## Your instructions
Lines containing the string "this" are to be counted; report the total by itself.

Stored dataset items
— BEGIN —
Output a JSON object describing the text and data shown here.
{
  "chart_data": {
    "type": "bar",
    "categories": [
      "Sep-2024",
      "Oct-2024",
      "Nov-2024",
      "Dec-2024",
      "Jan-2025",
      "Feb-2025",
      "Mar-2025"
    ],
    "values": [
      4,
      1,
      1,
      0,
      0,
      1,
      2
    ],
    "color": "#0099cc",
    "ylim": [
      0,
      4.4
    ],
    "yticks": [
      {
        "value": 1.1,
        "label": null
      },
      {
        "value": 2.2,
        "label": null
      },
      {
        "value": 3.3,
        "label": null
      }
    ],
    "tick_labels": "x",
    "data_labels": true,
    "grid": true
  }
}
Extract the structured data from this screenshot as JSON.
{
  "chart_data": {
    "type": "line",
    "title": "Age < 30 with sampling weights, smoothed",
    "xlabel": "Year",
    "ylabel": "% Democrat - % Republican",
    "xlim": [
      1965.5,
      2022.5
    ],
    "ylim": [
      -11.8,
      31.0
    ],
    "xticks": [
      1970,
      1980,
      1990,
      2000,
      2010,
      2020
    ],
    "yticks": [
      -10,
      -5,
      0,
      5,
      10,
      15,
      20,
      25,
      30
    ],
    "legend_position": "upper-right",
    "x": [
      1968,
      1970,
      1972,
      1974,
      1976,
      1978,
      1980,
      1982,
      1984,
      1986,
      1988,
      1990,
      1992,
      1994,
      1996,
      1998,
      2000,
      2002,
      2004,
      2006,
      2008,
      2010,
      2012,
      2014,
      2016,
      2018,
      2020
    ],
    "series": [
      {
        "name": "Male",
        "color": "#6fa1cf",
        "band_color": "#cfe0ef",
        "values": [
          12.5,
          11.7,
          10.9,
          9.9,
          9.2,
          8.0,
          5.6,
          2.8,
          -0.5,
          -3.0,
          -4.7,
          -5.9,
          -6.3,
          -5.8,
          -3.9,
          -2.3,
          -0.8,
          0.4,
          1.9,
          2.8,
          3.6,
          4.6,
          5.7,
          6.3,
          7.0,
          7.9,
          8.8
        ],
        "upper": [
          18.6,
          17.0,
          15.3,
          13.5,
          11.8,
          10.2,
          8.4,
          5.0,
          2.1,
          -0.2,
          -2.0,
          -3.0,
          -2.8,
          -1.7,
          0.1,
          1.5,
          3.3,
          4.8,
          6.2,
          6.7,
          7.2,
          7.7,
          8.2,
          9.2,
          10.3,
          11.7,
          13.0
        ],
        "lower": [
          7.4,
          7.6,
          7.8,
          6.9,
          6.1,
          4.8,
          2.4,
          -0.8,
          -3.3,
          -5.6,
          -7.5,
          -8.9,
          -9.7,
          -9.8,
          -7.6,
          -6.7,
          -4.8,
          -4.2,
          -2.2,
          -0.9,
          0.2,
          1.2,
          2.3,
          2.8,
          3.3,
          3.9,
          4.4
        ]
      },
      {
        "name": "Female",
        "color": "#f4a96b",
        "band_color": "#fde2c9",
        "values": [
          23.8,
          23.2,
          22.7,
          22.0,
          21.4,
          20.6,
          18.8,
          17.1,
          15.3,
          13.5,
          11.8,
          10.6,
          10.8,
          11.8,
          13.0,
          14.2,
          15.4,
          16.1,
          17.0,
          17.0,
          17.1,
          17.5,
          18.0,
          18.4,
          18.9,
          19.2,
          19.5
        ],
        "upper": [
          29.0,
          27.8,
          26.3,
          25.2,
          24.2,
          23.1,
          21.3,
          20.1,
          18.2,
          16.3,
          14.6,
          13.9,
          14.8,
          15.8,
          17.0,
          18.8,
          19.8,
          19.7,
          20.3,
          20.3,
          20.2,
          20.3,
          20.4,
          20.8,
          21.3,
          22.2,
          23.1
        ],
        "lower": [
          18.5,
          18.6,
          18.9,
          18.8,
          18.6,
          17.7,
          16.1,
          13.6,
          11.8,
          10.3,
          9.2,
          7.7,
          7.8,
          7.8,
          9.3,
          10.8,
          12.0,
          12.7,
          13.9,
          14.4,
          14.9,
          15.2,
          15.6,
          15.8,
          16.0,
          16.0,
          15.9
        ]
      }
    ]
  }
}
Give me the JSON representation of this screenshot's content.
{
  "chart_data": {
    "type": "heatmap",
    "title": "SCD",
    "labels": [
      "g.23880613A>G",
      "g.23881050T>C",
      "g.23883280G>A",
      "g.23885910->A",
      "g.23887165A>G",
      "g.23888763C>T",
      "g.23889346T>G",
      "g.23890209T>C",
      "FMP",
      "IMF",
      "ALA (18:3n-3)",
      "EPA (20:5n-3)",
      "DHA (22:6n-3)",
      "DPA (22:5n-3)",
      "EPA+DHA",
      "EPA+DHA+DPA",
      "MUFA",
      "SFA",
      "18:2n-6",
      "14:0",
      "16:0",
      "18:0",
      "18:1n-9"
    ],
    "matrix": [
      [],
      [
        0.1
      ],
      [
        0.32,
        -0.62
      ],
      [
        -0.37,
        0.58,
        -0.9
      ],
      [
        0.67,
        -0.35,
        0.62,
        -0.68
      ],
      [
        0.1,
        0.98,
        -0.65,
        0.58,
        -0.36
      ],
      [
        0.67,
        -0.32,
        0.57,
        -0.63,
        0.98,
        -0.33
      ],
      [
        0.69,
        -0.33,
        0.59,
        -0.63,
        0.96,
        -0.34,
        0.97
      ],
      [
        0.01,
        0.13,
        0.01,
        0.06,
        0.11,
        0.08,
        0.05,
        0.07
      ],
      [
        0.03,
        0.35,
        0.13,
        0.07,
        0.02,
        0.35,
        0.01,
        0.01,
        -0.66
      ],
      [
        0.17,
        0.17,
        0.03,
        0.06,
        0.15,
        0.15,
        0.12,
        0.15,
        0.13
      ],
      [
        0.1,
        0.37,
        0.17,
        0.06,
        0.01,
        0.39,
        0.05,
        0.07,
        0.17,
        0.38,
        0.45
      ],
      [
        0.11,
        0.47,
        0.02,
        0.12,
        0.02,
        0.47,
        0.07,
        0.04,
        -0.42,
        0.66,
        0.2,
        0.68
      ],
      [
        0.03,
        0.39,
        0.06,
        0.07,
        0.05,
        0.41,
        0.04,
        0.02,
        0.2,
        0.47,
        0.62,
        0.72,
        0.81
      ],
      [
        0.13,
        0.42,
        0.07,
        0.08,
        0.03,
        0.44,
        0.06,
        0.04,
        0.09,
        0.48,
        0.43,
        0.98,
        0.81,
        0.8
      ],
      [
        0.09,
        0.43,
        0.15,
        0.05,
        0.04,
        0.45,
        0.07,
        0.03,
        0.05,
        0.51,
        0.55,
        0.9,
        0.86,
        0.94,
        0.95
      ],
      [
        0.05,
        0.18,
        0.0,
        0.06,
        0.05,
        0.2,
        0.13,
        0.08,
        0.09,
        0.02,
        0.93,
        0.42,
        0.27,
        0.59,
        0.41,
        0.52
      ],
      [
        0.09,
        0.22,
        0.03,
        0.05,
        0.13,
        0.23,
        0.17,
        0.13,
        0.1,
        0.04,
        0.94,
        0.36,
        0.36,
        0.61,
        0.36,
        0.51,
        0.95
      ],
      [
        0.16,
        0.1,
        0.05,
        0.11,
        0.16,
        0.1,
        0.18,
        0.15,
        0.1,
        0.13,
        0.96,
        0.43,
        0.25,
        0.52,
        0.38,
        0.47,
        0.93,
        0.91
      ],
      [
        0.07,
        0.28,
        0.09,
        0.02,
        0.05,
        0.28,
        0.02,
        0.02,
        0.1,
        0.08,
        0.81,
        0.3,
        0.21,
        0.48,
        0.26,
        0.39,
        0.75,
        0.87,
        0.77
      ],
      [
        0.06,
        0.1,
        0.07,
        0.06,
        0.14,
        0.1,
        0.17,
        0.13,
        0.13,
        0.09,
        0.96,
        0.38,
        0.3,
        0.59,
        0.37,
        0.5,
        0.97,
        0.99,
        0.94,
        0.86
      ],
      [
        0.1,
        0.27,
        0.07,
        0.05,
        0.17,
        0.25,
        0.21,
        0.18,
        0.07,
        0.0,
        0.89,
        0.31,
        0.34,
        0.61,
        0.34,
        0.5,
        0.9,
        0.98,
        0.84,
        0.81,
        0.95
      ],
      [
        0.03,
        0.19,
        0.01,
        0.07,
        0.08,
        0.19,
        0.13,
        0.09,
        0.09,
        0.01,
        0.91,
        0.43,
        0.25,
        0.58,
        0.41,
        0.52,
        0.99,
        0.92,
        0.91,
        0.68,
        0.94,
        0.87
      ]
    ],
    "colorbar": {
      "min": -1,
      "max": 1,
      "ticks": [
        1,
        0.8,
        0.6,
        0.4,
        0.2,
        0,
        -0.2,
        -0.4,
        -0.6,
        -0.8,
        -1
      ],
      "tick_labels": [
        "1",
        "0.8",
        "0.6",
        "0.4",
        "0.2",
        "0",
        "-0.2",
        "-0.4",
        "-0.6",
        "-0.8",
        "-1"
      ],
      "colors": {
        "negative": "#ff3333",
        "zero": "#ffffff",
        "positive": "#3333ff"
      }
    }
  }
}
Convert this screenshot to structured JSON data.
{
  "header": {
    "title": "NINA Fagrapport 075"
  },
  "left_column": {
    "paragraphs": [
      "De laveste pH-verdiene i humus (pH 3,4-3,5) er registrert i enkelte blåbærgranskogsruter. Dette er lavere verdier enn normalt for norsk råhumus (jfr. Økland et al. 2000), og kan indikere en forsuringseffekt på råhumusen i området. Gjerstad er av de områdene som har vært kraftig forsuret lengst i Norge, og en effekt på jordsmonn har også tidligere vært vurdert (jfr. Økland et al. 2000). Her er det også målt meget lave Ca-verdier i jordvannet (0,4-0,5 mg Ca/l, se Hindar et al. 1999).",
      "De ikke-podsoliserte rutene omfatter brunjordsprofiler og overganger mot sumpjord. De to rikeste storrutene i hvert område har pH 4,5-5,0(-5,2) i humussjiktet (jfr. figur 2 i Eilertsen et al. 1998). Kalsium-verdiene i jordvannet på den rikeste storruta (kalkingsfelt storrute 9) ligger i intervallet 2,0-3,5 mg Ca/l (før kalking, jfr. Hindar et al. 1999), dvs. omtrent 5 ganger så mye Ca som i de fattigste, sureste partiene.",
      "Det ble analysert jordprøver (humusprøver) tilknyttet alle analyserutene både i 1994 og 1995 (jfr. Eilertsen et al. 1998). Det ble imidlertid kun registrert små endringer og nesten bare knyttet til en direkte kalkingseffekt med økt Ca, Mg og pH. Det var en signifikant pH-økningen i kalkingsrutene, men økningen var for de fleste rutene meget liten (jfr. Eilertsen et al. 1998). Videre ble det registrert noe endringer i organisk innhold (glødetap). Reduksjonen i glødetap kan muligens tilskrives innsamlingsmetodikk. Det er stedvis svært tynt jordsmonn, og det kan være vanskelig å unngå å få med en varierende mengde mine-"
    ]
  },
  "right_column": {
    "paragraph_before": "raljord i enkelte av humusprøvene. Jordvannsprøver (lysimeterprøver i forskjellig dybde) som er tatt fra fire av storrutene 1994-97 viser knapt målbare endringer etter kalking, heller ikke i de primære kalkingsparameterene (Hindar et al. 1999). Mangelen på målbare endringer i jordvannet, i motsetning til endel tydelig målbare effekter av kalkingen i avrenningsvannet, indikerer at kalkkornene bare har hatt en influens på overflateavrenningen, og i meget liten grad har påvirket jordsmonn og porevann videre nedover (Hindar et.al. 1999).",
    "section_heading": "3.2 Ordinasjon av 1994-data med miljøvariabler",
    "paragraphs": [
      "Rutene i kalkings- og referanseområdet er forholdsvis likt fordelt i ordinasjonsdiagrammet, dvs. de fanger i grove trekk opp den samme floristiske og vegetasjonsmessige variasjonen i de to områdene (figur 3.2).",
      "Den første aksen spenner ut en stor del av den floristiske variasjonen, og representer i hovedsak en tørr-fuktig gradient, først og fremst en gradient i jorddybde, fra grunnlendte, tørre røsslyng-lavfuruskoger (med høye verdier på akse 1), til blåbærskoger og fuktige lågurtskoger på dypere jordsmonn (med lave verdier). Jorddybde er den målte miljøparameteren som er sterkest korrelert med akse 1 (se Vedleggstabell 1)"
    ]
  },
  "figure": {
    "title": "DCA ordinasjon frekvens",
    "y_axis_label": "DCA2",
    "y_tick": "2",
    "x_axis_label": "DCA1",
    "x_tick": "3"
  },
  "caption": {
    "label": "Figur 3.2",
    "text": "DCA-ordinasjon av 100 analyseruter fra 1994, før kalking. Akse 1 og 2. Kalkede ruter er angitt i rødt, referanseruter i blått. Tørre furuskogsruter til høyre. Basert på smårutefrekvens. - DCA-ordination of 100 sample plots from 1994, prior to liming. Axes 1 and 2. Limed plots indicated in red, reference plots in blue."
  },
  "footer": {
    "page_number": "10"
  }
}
— END —
## Correct answer
3